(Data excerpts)
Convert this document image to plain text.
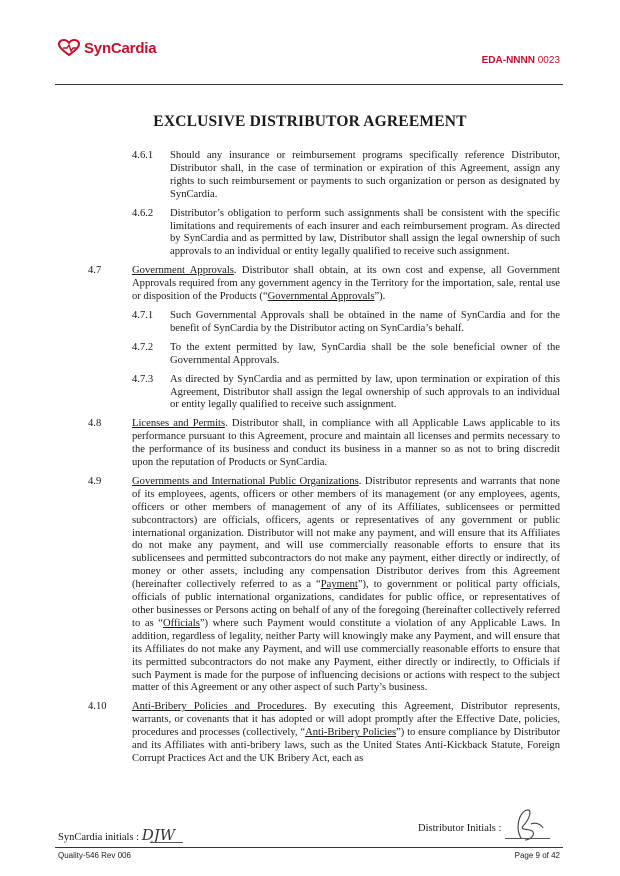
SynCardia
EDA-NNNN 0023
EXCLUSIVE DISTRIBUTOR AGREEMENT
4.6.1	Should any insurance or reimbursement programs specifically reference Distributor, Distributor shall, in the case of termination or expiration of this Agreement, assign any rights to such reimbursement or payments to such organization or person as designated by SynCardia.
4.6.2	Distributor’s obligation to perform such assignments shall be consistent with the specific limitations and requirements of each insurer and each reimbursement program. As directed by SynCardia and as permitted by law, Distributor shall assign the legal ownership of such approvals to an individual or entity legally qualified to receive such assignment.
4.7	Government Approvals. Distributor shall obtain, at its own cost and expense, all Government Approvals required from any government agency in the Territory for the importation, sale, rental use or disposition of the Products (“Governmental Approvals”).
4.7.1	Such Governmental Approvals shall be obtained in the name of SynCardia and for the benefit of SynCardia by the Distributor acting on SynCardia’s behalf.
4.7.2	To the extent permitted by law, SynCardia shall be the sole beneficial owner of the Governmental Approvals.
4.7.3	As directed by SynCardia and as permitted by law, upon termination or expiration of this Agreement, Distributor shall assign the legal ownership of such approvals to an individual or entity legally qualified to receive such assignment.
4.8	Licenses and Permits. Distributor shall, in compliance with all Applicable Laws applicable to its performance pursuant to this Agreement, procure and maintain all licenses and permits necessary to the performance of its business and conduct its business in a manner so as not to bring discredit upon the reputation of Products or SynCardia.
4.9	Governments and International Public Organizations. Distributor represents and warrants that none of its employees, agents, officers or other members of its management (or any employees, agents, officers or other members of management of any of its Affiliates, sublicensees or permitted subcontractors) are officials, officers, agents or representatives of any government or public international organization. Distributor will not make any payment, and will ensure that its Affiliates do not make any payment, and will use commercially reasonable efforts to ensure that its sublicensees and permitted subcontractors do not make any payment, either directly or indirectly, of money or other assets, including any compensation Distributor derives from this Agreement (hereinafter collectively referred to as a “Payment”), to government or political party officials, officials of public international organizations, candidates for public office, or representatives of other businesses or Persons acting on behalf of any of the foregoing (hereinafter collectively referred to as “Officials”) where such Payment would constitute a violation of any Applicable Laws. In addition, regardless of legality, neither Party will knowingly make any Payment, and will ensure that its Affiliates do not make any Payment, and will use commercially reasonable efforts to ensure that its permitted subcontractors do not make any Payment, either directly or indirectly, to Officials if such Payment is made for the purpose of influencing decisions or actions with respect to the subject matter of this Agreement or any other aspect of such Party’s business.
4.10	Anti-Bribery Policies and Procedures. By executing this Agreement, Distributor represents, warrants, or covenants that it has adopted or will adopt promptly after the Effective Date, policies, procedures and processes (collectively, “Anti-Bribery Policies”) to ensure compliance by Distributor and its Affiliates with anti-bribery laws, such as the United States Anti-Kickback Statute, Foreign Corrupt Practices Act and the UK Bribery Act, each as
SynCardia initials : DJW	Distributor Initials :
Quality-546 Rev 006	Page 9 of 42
* * *
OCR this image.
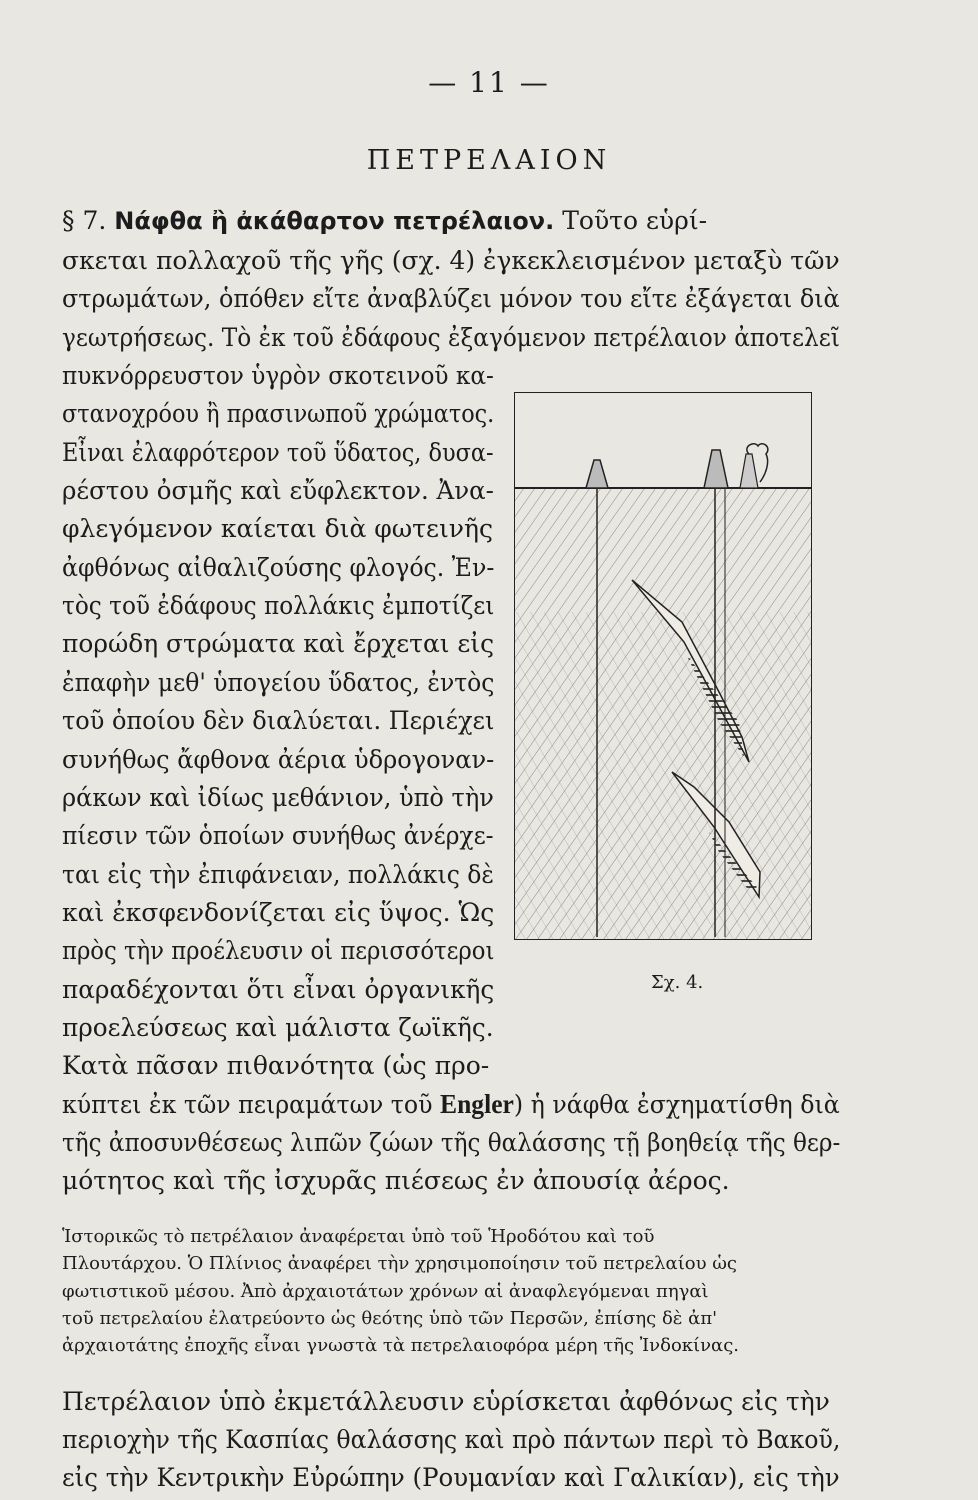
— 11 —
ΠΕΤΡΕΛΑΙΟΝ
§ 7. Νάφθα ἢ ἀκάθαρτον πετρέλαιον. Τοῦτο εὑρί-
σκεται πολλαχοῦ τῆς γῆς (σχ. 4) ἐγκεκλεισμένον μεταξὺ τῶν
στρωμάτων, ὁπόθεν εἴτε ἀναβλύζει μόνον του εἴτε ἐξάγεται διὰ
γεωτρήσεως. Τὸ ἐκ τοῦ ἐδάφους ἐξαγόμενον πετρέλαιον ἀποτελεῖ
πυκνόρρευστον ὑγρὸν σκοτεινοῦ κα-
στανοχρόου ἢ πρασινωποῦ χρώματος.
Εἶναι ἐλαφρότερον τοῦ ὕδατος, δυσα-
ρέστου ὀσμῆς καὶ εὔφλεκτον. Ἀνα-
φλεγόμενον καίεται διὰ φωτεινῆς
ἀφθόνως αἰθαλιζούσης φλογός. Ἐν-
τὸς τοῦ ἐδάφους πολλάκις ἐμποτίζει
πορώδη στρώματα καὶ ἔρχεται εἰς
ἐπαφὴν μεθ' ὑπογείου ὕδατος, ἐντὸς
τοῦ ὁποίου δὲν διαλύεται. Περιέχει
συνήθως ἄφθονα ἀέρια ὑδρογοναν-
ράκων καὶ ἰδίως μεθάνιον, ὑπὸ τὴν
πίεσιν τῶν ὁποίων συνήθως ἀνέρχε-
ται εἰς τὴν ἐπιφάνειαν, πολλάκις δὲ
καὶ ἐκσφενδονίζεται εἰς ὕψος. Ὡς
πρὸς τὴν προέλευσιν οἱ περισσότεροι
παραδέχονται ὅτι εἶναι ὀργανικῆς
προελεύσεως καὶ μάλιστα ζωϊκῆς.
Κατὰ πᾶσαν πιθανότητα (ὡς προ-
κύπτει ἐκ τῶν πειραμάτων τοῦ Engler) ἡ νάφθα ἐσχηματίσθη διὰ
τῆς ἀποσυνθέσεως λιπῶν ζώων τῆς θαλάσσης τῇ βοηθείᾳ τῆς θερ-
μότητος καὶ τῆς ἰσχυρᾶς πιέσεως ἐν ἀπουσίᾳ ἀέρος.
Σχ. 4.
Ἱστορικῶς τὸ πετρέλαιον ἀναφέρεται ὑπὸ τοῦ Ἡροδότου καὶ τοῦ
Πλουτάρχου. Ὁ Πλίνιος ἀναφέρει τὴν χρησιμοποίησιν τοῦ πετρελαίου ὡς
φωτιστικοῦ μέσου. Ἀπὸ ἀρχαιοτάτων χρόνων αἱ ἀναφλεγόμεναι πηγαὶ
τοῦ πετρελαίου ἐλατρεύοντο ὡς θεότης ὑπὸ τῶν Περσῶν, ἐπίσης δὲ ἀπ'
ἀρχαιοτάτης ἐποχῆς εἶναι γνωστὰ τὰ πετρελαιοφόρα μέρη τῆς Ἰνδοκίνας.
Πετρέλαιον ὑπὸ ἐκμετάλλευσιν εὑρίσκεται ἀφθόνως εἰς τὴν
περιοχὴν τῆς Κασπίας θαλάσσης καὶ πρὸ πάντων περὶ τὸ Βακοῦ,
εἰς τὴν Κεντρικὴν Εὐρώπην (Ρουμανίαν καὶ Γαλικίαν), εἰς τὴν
--
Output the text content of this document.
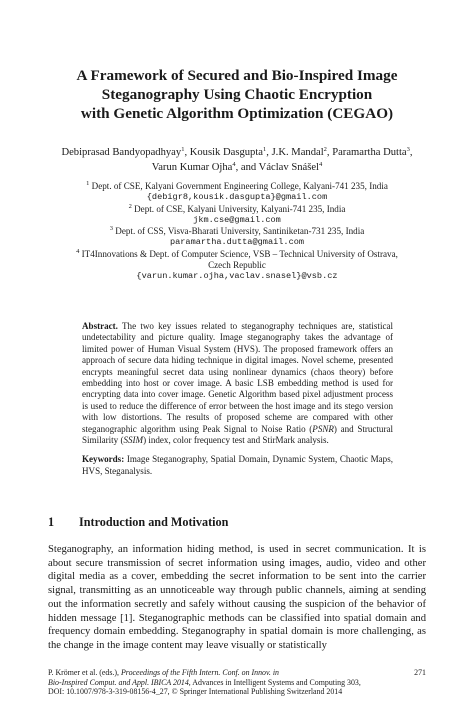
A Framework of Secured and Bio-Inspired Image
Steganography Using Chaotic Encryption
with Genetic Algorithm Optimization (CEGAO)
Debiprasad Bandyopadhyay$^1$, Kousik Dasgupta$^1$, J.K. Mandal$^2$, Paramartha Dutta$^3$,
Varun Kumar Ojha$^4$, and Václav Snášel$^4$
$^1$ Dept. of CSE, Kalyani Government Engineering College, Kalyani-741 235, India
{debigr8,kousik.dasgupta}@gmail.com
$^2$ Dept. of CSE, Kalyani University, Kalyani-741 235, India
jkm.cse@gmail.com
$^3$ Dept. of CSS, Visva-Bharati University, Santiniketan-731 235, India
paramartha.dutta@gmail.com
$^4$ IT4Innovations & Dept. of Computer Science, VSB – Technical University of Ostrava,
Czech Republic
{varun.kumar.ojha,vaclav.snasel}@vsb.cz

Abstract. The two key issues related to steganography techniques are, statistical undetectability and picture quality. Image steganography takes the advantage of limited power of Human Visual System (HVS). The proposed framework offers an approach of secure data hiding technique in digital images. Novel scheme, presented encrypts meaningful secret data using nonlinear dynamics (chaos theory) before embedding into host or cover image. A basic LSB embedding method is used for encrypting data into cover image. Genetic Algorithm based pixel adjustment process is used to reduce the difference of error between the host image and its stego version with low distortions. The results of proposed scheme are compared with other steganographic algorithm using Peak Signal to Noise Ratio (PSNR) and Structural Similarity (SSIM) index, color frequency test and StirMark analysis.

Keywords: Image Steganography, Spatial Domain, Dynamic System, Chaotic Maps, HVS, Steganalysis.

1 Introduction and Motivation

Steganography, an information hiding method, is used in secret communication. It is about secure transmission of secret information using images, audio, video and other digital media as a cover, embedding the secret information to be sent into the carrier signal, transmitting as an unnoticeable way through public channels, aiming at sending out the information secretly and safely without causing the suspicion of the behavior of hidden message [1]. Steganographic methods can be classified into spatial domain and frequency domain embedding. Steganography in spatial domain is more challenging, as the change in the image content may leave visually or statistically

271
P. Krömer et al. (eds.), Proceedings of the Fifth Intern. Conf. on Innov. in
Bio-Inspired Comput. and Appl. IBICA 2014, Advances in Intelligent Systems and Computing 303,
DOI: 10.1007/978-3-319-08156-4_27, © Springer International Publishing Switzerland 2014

◆ **Stated exercise**:
Pull out each line of the listing that holds the string "θαλάσσης".

◆ **Solution for this exercise**:
τῆς ἀποσυνθέσεως λιπῶν ζώων τῆς θαλάσσης τῇ βοηθείᾳ τῆς θερ-
περιοχὴν τῆς Κασπίας θαλάσσης καὶ πρὸ πάντων περὶ τὸ Βακοῦ,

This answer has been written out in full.